··· ENTRIES
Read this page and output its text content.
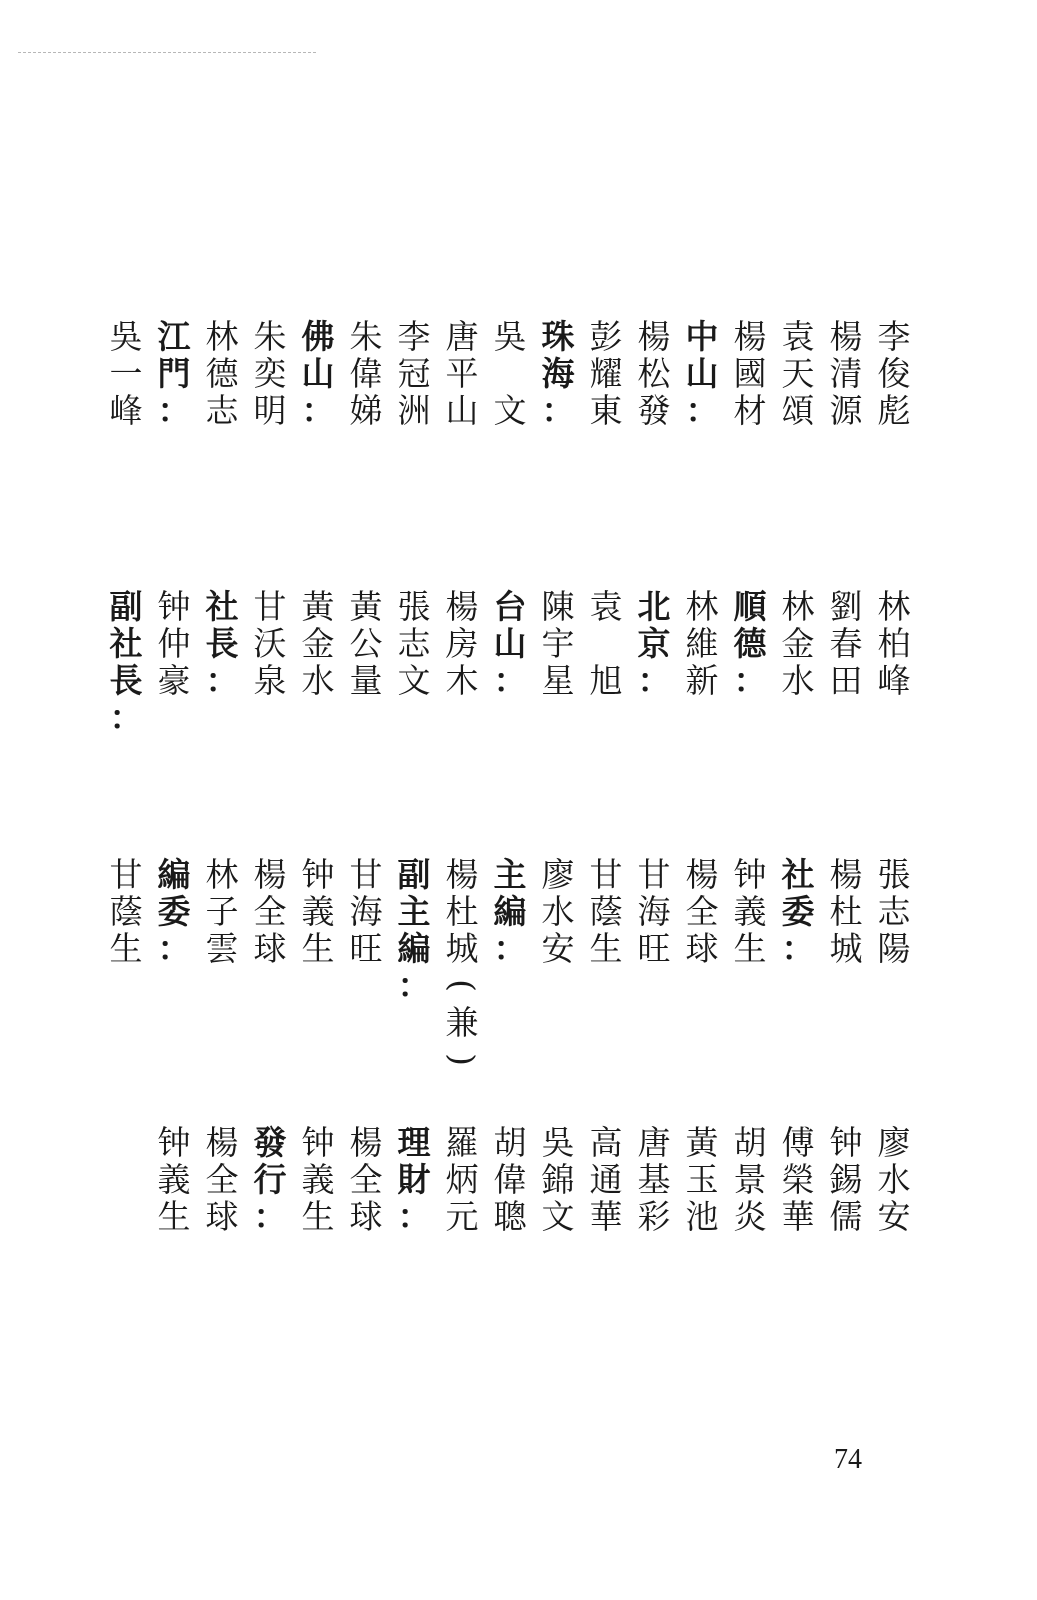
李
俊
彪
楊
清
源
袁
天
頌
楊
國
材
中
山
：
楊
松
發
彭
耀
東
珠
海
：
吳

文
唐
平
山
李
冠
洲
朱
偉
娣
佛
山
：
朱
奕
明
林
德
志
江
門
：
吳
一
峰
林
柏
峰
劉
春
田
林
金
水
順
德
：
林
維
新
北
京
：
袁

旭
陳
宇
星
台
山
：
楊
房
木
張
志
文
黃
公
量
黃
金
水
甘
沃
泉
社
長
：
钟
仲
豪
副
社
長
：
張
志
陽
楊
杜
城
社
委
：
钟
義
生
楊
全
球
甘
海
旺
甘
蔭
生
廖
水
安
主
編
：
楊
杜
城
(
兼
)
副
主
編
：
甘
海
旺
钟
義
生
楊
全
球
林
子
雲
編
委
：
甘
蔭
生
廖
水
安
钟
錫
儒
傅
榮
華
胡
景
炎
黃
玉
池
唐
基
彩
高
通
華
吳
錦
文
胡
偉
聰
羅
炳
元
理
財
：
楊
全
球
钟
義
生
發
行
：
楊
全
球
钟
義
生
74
······
··· ENTRIES
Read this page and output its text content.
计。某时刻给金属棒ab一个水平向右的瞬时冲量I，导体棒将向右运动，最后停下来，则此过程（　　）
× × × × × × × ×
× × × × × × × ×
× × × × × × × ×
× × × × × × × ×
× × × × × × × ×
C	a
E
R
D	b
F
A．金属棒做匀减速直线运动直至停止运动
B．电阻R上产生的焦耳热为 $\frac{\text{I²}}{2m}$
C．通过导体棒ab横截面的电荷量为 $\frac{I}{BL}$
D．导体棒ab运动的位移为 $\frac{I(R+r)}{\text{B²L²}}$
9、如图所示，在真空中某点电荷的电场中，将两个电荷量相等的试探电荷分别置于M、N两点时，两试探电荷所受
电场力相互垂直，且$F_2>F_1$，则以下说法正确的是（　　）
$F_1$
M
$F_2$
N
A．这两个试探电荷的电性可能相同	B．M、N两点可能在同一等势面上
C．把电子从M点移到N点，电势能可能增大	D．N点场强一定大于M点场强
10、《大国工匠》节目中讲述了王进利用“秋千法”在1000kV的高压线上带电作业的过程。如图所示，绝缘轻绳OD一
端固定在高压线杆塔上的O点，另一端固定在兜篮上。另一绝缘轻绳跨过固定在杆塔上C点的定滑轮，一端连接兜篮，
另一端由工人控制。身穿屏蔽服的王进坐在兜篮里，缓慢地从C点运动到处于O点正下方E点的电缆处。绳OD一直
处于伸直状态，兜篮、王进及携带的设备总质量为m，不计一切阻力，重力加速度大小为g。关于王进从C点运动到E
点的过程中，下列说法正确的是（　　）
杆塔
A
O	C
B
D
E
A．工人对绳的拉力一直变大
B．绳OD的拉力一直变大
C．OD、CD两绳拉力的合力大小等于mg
······
··· ENTRIES
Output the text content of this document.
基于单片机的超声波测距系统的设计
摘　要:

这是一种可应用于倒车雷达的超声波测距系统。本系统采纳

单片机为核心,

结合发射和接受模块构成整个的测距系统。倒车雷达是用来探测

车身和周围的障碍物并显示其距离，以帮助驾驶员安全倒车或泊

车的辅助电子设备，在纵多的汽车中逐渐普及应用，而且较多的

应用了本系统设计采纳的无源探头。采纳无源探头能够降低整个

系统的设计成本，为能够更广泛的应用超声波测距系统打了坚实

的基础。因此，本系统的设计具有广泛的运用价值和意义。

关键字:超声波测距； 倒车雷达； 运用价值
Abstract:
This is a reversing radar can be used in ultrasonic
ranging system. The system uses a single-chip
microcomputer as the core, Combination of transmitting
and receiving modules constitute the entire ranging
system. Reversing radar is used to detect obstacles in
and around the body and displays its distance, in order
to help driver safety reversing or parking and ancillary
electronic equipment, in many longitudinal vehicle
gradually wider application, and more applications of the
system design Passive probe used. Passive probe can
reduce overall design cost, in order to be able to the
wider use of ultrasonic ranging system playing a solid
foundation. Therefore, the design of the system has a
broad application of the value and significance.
······
- [WHAT YOU ARE ASKED TO DO]:
Make a list of all lines in the data that contain "radar".

- [RESULT OF THIS EXERCISE]:
This is a reversing radar can be used in ultrasonic
system. Reversing radar is used to detect obstacles in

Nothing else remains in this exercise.